Problem
Each line of the data that includes the string "virer" is to be copied out.

(Records excerpted from a collection)
•••••
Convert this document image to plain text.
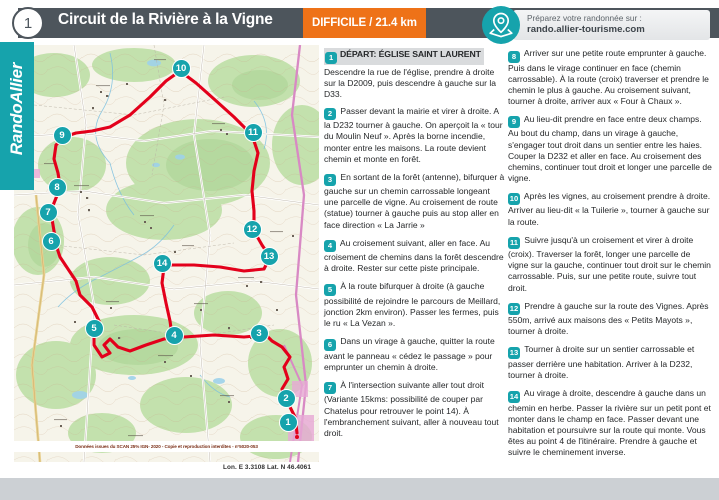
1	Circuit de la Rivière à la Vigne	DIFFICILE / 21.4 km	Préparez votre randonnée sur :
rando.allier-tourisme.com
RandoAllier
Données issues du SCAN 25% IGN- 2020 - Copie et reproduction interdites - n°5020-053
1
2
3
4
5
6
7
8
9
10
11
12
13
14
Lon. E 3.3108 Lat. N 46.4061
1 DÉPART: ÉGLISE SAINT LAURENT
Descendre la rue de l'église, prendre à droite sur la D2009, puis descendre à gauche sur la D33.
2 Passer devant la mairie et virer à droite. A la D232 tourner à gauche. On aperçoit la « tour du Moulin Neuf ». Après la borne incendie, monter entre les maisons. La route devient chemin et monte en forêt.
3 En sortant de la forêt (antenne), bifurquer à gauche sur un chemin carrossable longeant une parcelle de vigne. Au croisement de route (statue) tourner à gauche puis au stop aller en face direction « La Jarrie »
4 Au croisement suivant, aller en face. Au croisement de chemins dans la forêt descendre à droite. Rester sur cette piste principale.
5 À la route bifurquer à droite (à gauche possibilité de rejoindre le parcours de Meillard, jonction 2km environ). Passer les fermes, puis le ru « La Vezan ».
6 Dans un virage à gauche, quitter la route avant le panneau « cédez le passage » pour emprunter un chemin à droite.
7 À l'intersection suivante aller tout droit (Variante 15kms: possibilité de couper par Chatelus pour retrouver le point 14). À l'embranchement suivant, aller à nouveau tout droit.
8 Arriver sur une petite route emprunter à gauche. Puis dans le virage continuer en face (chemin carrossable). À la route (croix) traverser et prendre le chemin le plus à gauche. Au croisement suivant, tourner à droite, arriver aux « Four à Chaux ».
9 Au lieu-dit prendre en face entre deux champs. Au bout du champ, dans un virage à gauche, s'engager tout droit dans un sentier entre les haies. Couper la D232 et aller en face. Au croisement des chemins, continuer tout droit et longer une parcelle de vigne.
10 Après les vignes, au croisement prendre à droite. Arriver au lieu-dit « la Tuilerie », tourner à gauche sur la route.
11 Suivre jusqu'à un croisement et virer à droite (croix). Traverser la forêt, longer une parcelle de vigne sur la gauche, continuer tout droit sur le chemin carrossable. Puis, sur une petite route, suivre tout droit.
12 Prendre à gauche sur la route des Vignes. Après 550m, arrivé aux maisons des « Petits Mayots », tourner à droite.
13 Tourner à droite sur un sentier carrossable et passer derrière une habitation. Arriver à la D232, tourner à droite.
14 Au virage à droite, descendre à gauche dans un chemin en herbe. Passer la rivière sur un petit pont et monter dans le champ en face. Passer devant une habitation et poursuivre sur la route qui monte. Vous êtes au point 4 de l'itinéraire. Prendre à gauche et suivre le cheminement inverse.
•••••
Worked answer
2 Passer devant la mairie et virer à droite. A la D232 tourner à gauche. On aperçoit la « tour du Moulin Neuf ». Après la borne incendie, monter entre les maisons. La route devient chemin et monte en forêt.
11 Suivre jusqu'à un croisement et virer à droite (croix). Traverser la forêt, longer une parcelle de vigne sur la gauche, continuer tout droit sur le chemin carrossable. Puis, sur une petite route, suivre tout droit.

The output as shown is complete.